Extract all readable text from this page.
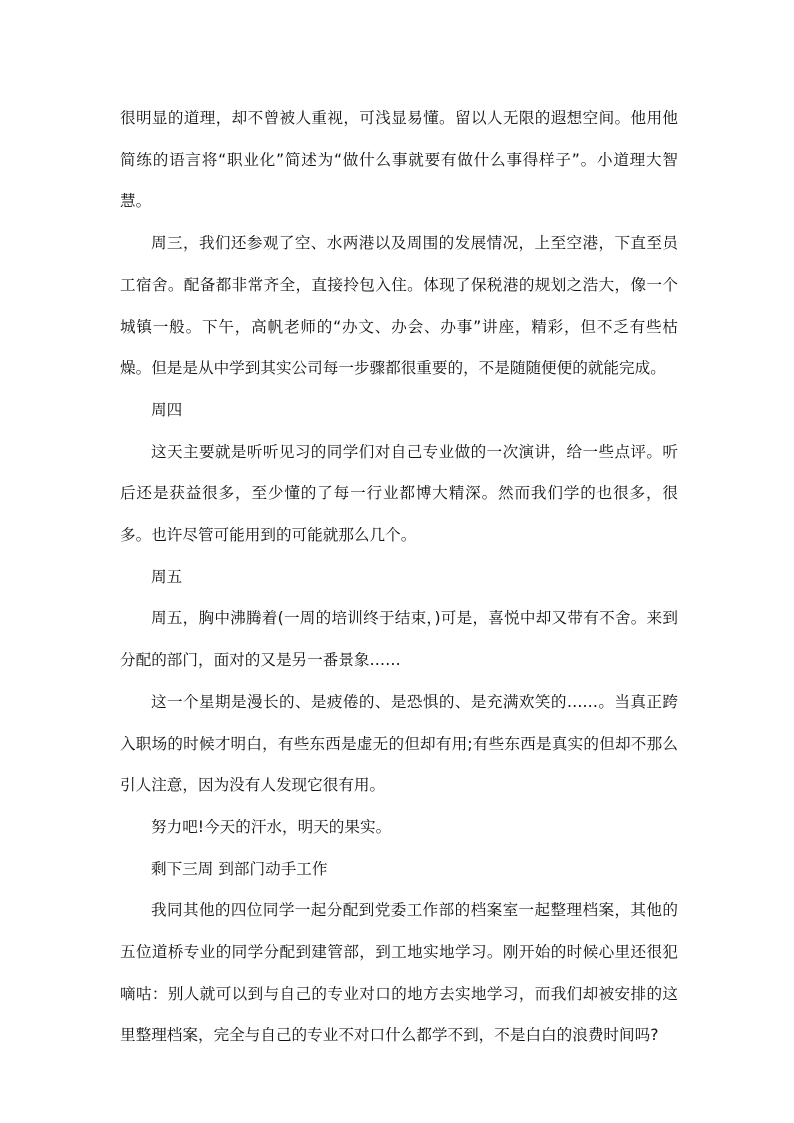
很明显的道理，却不曾被人重视，可浅显易懂。留以人无限的遐想空间。他用他简练的语言将“职业化”简述为“做什么事就要有做什么事得样子”。小道理大智慧。

周三，我们还参观了空、水两港以及周围的发展情况，上至空港，下直至员工宿舍。配备都非常齐全，直接拎包入住。体现了保税港的规划之浩大，像一个城镇一般。下午，高帆老师的“办文、办会、办事”讲座，精彩，但不乏有些枯燥。但是是从中学到其实公司每一步骤都很重要的，不是随随便便的就能完成。

周四

这天主要就是听听见习的同学们对自己专业做的一次演讲，给一些点评。听后还是获益很多，至少懂的了每一行业都博大精深。然而我们学的也很多，很多。也许尽管可能用到的可能就那么几个。

周五

周五，胸中沸腾着(一周的培训终于结束，)可是，喜悦中却又带有不舍。来到分配的部门，面对的又是另一番景象……

这一个星期是漫长的、是疲倦的、是恐惧的、是充满欢笑的……。当真正跨入职场的时候才明白，有些东西是虚无的但却有用;有些东西是真实的但却不那么引人注意，因为没有人发现它很有用。

努力吧!今天的汗水，明天的果实。

剩下三周 到部门动手工作

我同其他的四位同学一起分配到党委工作部的档案室一起整理档案，其他的五位道桥专业的同学分配到建管部，到工地实地学习。刚开始的时候心里还很犯嘀咕：别人就可以到与自己的专业对口的地方去实地学习，而我们却被安排的这里整理档案，完全与自己的专业不对口什么都学不到，不是白白的浪费时间吗?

_ _ _ _ _

[Stated task]:
Omit the pictures, then output the rest of the listing exactly.

[Output for this task]:
Extract all readable text from this page.
很明显的道理，却不曾被人重视，可浅显易懂。留以人无限的遐想空间。他用他简练的语言将“职业化”简述为“做什么事就要有做什么事得样子”。小道理大智慧。

周三，我们还参观了空、水两港以及周围的发展情况，上至空港，下直至员工宿舍。配备都非常齐全，直接拎包入住。体现了保税港的规划之浩大，像一个城镇一般。下午，高帆老师的“办文、办会、办事”讲座，精彩，但不乏有些枯燥。但是是从中学到其实公司每一步骤都很重要的，不是随随便便的就能完成。

周四

这天主要就是听听见习的同学们对自己专业做的一次演讲，给一些点评。听后还是获益很多，至少懂的了每一行业都博大精深。然而我们学的也很多，很多。也许尽管可能用到的可能就那么几个。

周五

周五，胸中沸腾着(一周的培训终于结束，)可是，喜悦中却又带有不舍。来到分配的部门，面对的又是另一番景象……

这一个星期是漫长的、是疲倦的、是恐惧的、是充满欢笑的……。当真正跨入职场的时候才明白，有些东西是虚无的但却有用;有些东西是真实的但却不那么引人注意，因为没有人发现它很有用。

努力吧!今天的汗水，明天的果实。

剩下三周 到部门动手工作

我同其他的四位同学一起分配到党委工作部的档案室一起整理档案，其他的五位道桥专业的同学分配到建管部，到工地实地学习。刚开始的时候心里还很犯嘀咕：别人就可以到与自己的专业对口的地方去实地学习，而我们却被安排的这里整理档案，完全与自己的专业不对口什么都学不到，不是白白的浪费时间吗?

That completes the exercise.